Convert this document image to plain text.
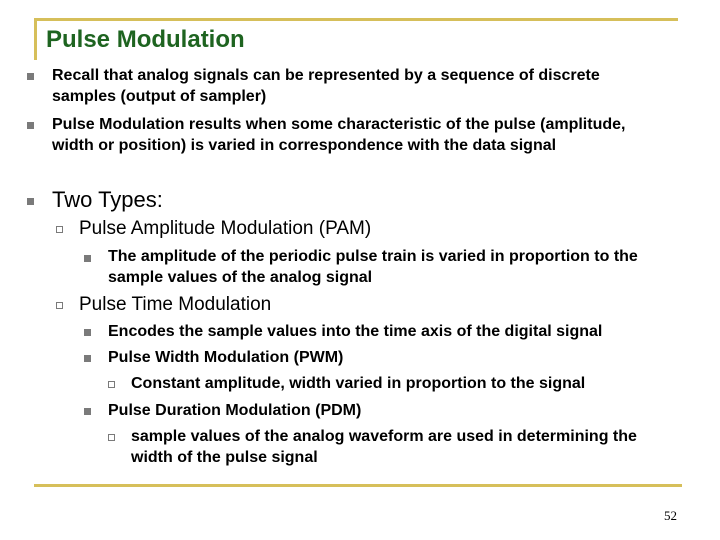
Pulse Modulation
Recall that analog signals can be represented by a sequence of discrete
samples (output of sampler)
Pulse Modulation results when some characteristic of the pulse (amplitude,
width or position) is varied in correspondence with the data signal
Two Types:
Pulse Amplitude Modulation (PAM)
The amplitude of the periodic pulse train is varied in proportion to the
sample values of the analog signal
Pulse Time Modulation
Encodes the sample values into the time axis of the digital signal
Pulse Width Modulation (PWM)
Constant amplitude, width varied in proportion to the signal
Pulse Duration Modulation (PDM)
sample values of the analog waveform are used in determining the
width of the pulse signal
52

□ □ □ □

What you need to do: Each line in the data that holds the string "proportion" should be found and copied.

Response to this exercise:
The amplitude of the periodic pulse train is varied in proportion to the
Constant amplitude, width varied in proportion to the signal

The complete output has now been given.